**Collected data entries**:

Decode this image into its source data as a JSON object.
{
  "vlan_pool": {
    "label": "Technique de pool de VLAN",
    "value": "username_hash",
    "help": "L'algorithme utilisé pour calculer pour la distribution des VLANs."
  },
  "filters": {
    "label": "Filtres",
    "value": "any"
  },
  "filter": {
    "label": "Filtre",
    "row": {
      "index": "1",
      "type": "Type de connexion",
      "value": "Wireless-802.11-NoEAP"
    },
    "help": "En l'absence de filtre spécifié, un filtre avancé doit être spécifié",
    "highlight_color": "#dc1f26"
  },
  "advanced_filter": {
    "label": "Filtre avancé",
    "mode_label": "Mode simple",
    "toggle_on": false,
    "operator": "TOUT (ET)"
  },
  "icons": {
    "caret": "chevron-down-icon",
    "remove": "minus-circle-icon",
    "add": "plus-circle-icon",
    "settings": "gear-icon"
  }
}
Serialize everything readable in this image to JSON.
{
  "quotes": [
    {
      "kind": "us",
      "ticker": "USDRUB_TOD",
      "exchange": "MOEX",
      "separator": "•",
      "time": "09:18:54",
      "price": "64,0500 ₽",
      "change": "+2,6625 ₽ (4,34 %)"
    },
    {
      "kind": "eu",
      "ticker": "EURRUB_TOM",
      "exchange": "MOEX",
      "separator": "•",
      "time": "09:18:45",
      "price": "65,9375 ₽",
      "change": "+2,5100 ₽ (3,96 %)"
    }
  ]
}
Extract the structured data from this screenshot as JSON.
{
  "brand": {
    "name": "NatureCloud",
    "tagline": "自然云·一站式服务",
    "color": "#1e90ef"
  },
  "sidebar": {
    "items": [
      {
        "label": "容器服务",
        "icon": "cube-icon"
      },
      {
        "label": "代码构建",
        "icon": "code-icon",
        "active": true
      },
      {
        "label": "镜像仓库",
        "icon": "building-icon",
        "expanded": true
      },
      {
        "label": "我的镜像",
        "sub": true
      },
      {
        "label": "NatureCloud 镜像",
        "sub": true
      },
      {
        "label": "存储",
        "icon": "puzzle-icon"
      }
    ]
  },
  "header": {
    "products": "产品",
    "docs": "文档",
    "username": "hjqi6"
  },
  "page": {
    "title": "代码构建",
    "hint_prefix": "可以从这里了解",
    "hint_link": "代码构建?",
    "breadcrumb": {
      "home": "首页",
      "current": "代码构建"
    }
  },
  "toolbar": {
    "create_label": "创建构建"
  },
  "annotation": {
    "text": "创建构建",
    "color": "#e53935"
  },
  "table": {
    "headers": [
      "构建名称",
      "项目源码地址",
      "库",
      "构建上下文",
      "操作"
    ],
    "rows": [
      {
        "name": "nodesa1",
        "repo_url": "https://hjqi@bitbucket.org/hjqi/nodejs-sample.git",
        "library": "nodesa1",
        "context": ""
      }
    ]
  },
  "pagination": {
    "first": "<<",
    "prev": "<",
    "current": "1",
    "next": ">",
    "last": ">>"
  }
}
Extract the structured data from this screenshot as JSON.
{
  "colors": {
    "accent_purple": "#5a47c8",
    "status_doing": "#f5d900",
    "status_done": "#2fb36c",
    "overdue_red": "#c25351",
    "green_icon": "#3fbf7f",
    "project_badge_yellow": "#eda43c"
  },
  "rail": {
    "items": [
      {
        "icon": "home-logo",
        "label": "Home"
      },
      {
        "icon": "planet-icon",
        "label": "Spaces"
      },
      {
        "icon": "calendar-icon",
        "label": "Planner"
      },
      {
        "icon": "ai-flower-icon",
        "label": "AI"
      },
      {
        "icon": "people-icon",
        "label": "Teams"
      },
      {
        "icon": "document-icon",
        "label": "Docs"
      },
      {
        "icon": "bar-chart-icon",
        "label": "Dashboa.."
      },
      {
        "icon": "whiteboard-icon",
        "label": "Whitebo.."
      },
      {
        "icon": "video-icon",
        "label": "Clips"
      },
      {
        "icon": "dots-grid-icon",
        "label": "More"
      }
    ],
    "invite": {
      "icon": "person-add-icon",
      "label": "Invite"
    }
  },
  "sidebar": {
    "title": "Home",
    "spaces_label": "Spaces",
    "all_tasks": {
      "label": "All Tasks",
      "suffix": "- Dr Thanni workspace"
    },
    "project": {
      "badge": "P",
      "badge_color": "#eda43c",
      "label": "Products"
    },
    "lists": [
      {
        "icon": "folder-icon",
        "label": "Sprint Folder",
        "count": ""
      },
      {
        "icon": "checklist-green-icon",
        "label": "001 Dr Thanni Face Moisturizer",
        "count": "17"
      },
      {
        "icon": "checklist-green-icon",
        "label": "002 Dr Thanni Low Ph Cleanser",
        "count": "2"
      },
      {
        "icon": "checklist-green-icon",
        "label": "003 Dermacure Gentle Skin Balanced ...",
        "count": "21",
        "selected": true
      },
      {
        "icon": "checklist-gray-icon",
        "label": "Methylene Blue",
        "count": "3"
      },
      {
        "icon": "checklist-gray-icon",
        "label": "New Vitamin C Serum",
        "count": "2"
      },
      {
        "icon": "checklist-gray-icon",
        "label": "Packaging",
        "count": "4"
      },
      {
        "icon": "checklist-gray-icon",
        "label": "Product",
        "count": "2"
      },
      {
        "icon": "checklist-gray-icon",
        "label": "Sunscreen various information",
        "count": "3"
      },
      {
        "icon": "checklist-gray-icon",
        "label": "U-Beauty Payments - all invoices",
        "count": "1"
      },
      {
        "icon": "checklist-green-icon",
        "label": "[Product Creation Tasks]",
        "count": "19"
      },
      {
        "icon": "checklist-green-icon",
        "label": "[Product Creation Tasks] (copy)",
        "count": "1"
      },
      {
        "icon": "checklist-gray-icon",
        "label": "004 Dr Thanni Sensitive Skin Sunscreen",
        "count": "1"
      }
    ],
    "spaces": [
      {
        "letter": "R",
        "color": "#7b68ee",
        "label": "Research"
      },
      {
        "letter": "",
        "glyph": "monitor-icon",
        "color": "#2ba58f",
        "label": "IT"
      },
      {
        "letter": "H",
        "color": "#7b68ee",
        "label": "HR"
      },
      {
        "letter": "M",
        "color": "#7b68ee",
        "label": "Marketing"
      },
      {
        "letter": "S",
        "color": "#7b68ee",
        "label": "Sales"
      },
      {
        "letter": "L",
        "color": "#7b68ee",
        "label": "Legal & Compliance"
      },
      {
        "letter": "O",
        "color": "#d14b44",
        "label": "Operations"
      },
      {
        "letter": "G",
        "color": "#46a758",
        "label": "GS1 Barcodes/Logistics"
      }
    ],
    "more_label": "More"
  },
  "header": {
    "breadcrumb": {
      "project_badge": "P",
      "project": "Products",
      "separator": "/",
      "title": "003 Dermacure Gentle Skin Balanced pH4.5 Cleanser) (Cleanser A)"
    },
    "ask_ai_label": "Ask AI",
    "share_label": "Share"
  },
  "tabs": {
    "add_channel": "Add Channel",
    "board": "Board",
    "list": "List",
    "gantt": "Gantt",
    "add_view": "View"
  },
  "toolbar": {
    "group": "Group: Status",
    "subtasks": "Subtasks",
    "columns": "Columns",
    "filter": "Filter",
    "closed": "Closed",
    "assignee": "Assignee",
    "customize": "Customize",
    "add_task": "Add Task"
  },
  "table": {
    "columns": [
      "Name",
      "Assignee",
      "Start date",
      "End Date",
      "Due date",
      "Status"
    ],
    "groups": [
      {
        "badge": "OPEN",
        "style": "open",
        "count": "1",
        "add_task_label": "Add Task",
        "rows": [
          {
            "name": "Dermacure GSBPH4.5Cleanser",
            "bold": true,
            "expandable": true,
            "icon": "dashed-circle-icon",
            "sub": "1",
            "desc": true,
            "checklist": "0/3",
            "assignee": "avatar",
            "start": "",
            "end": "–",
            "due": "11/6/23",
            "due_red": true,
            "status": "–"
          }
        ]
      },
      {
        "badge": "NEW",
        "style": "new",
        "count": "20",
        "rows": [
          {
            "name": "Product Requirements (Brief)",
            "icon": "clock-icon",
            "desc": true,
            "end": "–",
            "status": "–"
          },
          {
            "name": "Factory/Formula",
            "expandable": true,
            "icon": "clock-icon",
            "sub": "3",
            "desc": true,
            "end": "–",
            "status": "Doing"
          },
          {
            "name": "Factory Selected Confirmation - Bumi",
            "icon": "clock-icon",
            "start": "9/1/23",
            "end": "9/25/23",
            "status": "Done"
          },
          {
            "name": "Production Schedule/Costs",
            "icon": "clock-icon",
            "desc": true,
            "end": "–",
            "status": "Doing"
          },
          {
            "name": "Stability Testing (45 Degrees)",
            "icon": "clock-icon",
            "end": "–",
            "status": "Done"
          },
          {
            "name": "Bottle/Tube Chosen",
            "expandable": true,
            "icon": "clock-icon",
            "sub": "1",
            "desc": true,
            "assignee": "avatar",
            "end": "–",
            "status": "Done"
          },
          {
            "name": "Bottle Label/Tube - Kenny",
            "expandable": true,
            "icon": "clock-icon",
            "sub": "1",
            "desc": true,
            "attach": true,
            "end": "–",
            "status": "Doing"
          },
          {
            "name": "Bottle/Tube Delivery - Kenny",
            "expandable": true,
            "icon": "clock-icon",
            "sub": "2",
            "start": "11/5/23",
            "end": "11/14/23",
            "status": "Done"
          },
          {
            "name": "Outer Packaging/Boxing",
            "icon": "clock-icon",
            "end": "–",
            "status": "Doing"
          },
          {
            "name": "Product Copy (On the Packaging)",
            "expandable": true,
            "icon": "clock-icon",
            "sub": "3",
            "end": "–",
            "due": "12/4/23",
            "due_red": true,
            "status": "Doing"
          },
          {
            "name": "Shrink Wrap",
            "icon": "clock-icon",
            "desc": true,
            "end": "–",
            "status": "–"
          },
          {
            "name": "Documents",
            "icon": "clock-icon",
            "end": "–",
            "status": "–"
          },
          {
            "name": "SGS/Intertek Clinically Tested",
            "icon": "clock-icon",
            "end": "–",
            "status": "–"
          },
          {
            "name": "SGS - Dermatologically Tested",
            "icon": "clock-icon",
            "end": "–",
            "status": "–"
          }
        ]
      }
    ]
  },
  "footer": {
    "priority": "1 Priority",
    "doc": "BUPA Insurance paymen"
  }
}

**Directions**: Return each line where "Balanced" shows up.

**Correct response**:
        "label": "003 Dermacure Gentle Skin Balanced ...",
      "title": "003 Dermacure Gentle Skin Balanced pH4.5 Cleanser) (Cleanser A)"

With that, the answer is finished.